RECORDS FOR PROCESSING START

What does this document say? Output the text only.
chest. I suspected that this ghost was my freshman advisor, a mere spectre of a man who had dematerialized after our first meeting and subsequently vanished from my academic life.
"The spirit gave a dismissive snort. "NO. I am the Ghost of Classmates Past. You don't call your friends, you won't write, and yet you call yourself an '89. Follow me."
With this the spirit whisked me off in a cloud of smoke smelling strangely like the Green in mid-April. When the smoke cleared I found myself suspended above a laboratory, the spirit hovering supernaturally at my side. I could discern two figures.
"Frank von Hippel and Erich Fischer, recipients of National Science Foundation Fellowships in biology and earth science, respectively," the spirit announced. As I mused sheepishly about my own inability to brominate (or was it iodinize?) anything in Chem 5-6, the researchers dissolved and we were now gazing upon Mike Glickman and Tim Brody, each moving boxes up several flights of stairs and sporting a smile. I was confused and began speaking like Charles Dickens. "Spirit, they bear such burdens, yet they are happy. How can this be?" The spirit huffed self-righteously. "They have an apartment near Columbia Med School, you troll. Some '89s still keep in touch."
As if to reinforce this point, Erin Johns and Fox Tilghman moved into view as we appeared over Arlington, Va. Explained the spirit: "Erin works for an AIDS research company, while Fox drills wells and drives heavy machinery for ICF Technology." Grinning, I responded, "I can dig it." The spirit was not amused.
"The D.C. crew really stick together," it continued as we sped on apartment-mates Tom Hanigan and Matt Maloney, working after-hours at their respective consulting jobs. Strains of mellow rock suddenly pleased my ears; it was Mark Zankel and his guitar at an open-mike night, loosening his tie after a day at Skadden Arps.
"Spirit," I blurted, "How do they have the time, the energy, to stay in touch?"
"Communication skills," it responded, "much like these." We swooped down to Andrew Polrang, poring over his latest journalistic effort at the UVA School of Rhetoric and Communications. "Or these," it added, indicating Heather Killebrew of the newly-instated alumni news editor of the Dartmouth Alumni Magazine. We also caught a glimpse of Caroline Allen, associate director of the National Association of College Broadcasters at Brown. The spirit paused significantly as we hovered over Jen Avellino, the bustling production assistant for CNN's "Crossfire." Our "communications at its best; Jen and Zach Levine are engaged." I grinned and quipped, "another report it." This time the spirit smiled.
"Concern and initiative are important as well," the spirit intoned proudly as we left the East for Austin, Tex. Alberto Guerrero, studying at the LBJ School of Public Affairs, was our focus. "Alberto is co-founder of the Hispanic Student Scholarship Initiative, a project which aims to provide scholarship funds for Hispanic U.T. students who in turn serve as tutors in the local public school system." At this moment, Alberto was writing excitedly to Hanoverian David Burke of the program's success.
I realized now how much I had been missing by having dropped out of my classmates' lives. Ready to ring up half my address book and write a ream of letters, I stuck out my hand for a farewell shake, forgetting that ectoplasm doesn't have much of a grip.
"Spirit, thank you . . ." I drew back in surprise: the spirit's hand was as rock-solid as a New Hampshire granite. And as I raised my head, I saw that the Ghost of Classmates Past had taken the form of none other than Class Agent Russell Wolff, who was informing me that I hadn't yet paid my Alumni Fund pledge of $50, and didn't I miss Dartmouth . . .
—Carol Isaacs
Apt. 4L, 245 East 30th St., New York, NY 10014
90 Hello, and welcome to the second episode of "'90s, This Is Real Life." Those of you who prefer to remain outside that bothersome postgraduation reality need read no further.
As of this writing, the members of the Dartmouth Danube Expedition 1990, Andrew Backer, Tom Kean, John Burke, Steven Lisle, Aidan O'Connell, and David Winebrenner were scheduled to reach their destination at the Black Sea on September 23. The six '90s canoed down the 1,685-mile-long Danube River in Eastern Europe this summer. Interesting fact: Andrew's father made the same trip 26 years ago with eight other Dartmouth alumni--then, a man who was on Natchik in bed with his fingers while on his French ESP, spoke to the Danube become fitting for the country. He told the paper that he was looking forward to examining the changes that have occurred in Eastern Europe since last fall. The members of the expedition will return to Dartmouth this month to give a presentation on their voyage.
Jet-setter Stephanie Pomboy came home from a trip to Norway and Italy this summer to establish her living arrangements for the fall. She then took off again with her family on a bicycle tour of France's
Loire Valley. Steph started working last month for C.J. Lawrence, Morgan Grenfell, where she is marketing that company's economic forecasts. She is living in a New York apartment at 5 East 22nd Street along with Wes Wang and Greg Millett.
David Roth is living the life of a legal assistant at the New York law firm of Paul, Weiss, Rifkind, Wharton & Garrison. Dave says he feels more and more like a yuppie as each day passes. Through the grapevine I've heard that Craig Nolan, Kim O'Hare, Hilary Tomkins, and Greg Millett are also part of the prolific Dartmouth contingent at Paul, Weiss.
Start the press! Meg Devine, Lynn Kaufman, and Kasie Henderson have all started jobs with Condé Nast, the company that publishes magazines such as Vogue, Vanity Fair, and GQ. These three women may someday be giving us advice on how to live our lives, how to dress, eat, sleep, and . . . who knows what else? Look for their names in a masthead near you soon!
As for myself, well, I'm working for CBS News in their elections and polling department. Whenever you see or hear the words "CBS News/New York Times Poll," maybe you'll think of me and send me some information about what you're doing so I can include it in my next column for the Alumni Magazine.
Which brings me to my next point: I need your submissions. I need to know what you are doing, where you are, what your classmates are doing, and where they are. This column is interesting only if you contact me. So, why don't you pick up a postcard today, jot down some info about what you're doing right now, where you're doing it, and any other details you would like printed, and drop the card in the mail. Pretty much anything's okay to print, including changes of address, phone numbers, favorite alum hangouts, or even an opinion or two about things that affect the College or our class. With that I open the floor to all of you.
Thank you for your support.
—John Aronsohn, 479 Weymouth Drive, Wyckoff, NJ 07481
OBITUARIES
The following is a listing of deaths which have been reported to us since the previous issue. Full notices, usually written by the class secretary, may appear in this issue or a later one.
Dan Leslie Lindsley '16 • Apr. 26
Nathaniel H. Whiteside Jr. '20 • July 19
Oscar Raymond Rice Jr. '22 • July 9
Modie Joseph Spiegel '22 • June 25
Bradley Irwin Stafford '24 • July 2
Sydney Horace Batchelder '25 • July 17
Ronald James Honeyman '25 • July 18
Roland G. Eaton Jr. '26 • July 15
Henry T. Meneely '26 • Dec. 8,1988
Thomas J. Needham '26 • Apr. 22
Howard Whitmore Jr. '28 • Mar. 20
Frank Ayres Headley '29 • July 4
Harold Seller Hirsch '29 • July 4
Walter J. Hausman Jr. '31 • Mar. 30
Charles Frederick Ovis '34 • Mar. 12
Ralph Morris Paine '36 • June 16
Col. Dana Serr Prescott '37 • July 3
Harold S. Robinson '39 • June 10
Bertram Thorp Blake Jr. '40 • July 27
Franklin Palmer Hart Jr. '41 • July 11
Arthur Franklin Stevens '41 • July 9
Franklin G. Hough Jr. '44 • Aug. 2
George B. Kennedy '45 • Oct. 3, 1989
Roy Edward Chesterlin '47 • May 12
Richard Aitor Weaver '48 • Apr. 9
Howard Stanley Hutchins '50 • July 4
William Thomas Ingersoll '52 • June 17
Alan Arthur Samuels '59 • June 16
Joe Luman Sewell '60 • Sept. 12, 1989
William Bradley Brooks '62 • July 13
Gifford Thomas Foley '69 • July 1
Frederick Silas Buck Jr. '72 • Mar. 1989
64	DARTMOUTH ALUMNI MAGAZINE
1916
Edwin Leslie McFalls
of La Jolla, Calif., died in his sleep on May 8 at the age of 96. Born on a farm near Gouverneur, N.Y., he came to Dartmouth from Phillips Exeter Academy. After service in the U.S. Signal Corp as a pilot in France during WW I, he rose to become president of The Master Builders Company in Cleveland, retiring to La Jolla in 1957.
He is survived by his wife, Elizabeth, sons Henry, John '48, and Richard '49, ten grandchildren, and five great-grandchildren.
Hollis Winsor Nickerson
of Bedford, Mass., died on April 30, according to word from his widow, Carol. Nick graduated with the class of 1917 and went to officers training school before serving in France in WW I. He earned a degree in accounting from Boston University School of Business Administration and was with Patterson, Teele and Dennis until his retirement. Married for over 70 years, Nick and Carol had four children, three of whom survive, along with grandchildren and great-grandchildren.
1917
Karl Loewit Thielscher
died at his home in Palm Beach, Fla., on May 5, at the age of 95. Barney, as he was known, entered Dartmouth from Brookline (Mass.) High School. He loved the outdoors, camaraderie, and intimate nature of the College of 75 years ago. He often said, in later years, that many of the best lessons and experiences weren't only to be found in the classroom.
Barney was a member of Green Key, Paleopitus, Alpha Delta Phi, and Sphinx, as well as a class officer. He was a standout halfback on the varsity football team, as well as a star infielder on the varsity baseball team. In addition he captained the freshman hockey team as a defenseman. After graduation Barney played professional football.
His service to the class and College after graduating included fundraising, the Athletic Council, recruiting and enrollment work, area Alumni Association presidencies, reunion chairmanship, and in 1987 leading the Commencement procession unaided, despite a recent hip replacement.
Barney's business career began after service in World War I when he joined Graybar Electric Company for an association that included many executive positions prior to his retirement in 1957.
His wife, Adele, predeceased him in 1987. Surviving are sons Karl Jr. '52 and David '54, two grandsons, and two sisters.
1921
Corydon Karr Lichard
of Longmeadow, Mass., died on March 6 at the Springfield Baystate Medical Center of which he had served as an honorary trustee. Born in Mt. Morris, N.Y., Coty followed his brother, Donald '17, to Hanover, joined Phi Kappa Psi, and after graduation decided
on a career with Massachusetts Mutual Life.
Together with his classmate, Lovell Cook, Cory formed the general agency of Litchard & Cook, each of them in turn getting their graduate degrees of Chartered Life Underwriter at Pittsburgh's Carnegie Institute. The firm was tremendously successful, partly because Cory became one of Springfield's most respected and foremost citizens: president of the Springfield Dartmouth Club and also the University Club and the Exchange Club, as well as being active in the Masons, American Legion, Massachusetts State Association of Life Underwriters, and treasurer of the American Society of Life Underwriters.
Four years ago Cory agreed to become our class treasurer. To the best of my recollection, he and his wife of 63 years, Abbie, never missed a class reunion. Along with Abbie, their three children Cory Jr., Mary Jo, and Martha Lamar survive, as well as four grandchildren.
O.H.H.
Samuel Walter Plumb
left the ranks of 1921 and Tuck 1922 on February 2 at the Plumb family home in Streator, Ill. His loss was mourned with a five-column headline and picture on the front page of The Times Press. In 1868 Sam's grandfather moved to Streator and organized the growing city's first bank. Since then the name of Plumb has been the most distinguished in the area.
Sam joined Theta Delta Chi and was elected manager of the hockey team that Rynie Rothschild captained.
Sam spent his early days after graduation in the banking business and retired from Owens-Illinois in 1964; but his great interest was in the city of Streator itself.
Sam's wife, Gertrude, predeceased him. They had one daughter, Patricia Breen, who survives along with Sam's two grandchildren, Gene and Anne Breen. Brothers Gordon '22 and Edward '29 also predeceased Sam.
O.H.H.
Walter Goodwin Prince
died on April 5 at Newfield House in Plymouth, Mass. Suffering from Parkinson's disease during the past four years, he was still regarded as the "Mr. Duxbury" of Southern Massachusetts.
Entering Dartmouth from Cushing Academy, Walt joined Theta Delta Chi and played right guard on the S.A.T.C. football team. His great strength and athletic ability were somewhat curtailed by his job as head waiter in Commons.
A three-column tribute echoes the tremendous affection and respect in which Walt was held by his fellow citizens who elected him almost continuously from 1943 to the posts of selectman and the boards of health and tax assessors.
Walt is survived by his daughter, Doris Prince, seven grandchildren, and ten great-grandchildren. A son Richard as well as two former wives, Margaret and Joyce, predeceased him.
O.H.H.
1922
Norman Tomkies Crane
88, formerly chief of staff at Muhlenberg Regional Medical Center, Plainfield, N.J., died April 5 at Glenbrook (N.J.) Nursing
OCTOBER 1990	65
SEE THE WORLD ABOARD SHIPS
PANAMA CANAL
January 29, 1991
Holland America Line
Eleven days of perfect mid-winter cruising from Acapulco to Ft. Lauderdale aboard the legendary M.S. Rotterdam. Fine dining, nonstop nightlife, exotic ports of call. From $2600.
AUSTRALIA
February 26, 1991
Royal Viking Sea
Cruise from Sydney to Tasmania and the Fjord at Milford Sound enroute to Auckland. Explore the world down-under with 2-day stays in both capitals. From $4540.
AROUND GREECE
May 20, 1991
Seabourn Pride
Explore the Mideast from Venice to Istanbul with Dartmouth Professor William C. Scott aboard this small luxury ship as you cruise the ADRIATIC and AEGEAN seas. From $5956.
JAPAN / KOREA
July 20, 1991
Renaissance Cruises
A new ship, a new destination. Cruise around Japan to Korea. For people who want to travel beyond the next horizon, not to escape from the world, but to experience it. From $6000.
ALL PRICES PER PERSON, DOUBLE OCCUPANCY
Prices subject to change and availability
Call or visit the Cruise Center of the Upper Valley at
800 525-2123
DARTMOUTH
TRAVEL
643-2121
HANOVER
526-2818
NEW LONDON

RECORDS FOR PROCESSING END

WHAT THE EXERCISE ASKS:
Search the data above for lines holding "grandchildren" and copy each of them.

EXERCISE RESULT:
He is survived by his wife, Elizabeth, sons Henry, John '48, and Richard '49, ten grandchildren, and five great-grandchildren.
of Bedford, Mass., died on April 30, according to word from his widow, Carol. Nick graduated with the class of 1917 and went to officers training school before serving in France in WW I. He earned a degree in accounting from Boston University School of Business Administration and was with Patterson, Teele and Dennis until his retirement. Married for over 70 years, Nick and Carol had four children, three of whom survive, along with grandchildren and great-grandchildren.
Four years ago Cory agreed to become our class treasurer. To the best of my recollection, he and his wife of 63 years, Abbie, never missed a class reunion. Along with Abbie, their three children Cory Jr., Mary Jo, and Martha Lamar survive, as well as four grandchildren.
Sam's wife, Gertrude, predeceased him. They had one daughter, Patricia Breen, who survives along with Sam's two grandchildren, Gene and Anne Breen. Brothers Gordon '22 and Edward '29 also predeceased Sam.
Walt is survived by his daughter, Doris Prince, seven grandchildren, and ten great-grandchildren. A son Richard as well as two former wives, Margaret and Joyce, predeceased him.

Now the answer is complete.